(Records contained in a dataset)
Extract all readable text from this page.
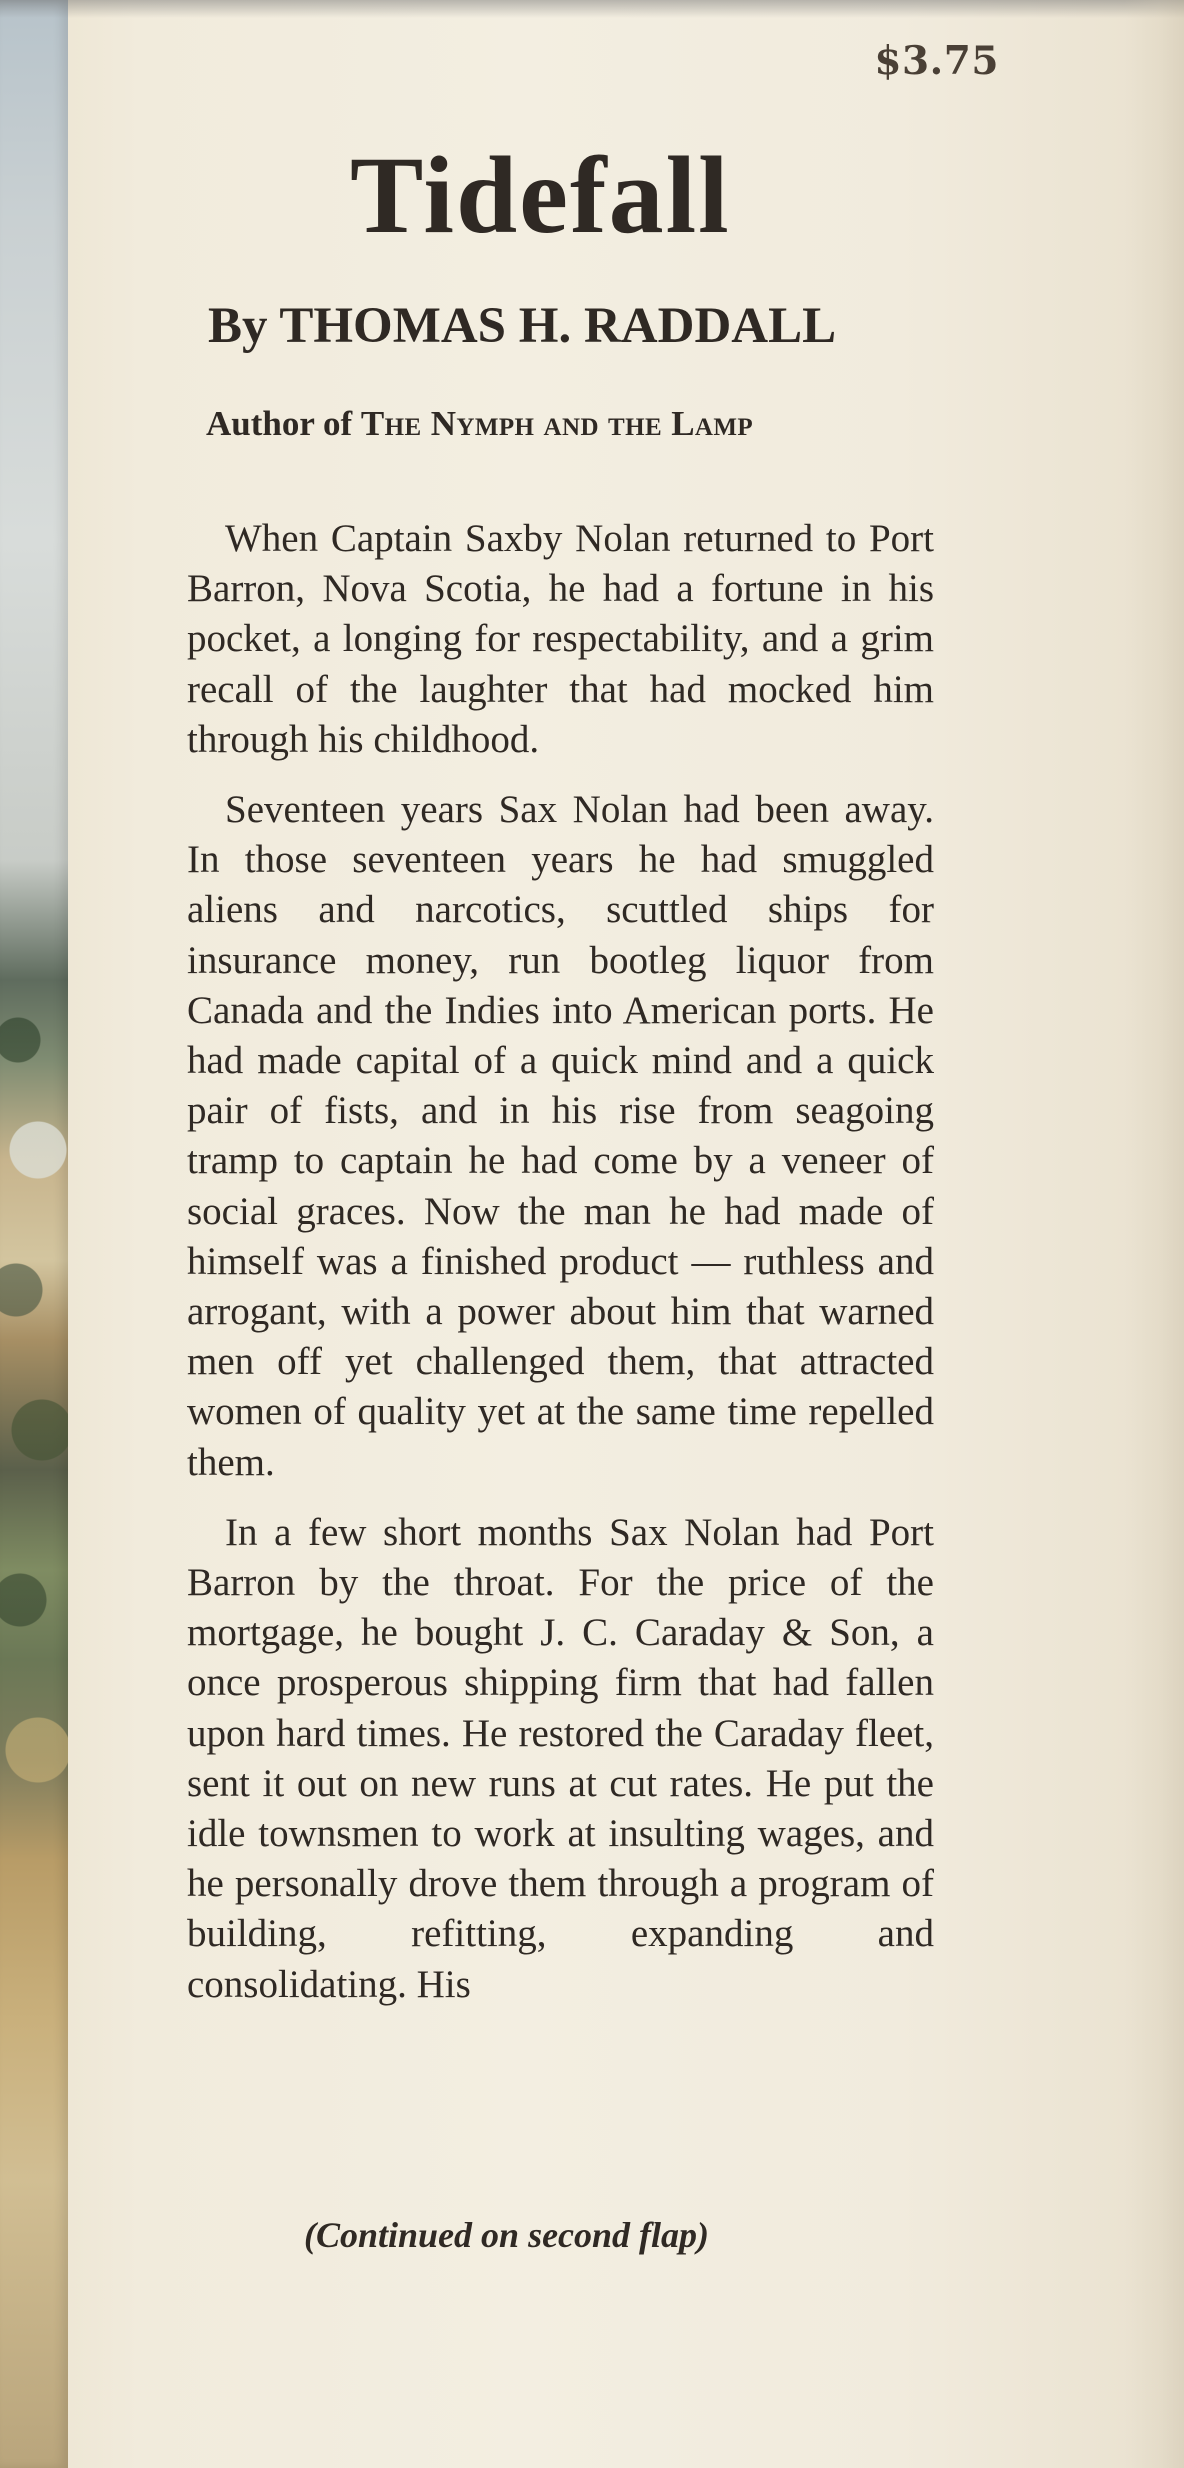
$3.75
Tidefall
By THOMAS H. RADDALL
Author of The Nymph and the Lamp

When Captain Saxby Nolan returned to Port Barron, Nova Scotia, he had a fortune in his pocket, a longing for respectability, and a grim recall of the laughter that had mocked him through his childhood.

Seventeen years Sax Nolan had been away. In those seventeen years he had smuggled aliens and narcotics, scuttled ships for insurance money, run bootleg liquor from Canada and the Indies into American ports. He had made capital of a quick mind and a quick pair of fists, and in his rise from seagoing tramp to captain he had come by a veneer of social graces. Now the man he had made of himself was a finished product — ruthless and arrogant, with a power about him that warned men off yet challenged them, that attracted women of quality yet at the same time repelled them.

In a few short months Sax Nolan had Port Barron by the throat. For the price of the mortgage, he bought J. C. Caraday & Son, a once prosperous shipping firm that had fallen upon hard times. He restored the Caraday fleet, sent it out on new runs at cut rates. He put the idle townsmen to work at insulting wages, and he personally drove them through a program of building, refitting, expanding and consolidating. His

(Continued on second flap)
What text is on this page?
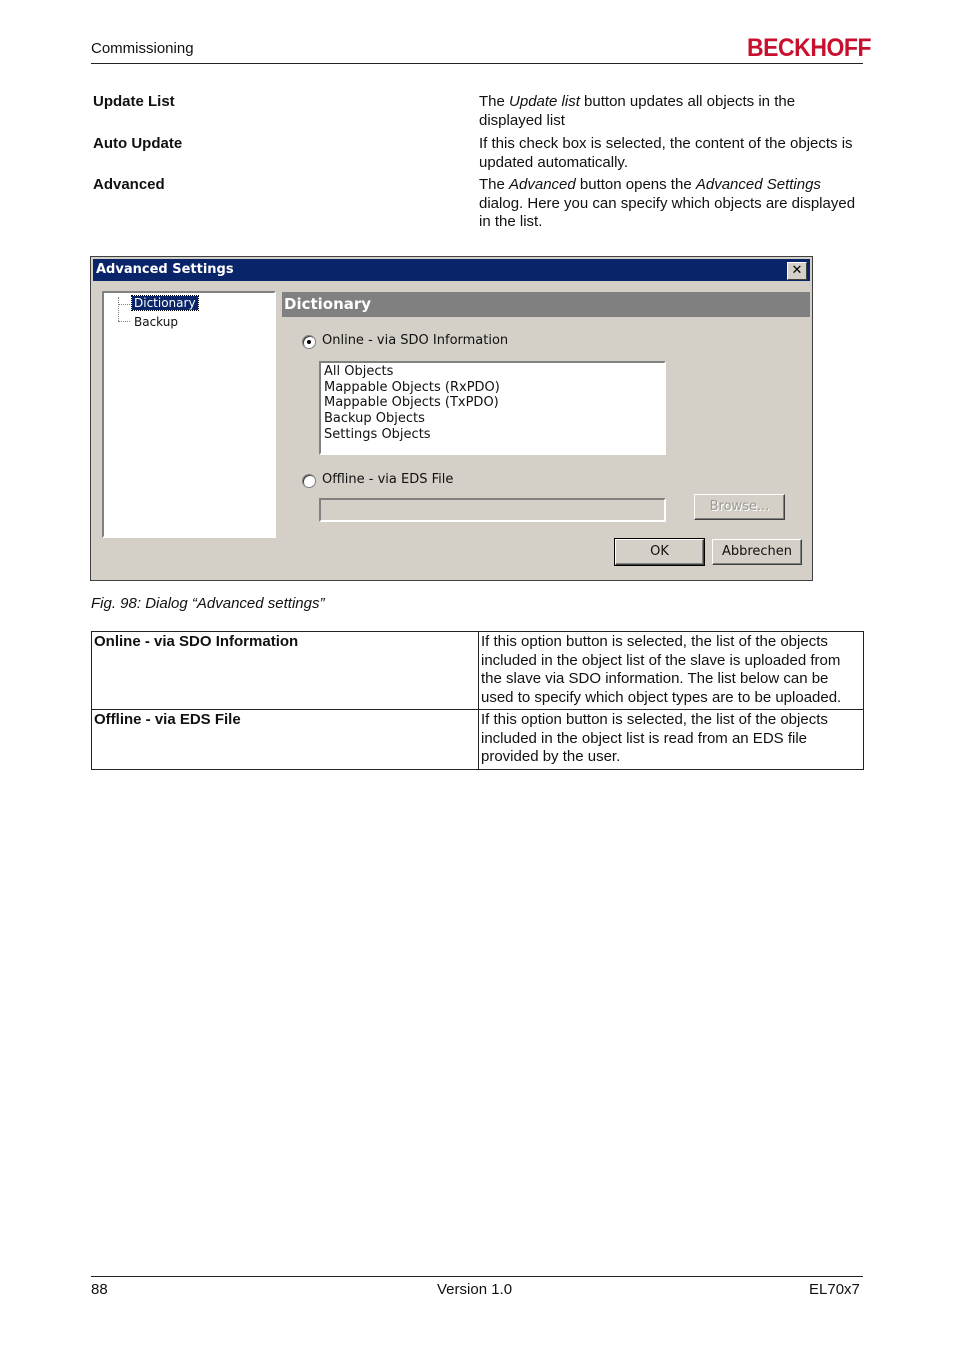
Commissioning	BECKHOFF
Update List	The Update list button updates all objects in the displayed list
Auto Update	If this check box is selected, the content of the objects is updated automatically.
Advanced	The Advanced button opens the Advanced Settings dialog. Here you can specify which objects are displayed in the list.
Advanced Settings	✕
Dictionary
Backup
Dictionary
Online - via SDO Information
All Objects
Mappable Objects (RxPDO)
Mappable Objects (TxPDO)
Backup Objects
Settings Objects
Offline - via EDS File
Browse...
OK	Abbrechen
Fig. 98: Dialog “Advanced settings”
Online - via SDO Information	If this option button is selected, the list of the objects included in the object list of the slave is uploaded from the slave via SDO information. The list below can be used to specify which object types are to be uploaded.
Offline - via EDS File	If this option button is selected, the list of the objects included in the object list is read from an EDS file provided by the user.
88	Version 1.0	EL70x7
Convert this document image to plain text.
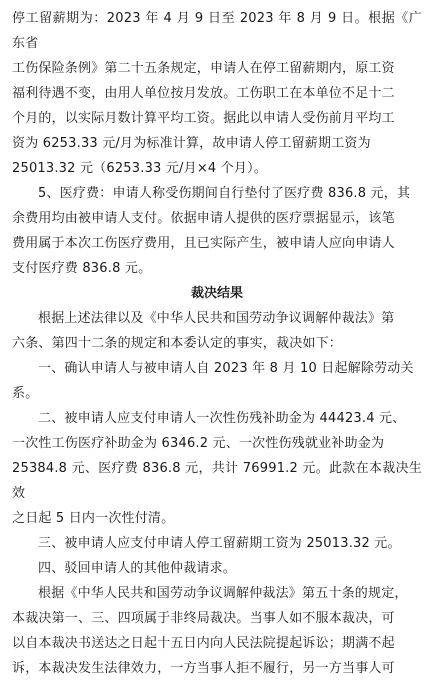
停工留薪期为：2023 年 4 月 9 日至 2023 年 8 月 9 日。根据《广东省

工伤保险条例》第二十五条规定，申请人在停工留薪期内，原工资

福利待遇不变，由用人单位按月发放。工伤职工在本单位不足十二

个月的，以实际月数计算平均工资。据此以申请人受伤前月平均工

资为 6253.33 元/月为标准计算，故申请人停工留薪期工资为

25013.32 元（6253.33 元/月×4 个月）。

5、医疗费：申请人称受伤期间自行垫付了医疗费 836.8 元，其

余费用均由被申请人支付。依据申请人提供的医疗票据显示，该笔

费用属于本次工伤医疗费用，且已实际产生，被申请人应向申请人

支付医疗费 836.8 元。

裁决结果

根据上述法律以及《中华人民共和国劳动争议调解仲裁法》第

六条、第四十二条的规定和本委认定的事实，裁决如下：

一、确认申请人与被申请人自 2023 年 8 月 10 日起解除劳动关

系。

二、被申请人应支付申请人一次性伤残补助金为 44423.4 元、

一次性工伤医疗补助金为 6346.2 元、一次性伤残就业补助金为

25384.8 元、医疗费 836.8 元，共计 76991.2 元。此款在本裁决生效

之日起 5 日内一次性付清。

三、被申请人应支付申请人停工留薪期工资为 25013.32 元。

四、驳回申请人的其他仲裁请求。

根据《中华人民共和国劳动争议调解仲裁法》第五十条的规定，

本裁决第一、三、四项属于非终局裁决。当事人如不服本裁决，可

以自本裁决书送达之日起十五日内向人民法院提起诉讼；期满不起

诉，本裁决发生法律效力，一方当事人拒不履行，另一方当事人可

• What you will do: Filter the records above and return every line that holds the word "Advanced".

• Exercise answer:
Advanced	The Advanced button opens the Advanced Settings dialog. Here you can specify which objects are displayed in the list.
Advanced Settings	✕
Fig. 98: Dialog “Advanced settings”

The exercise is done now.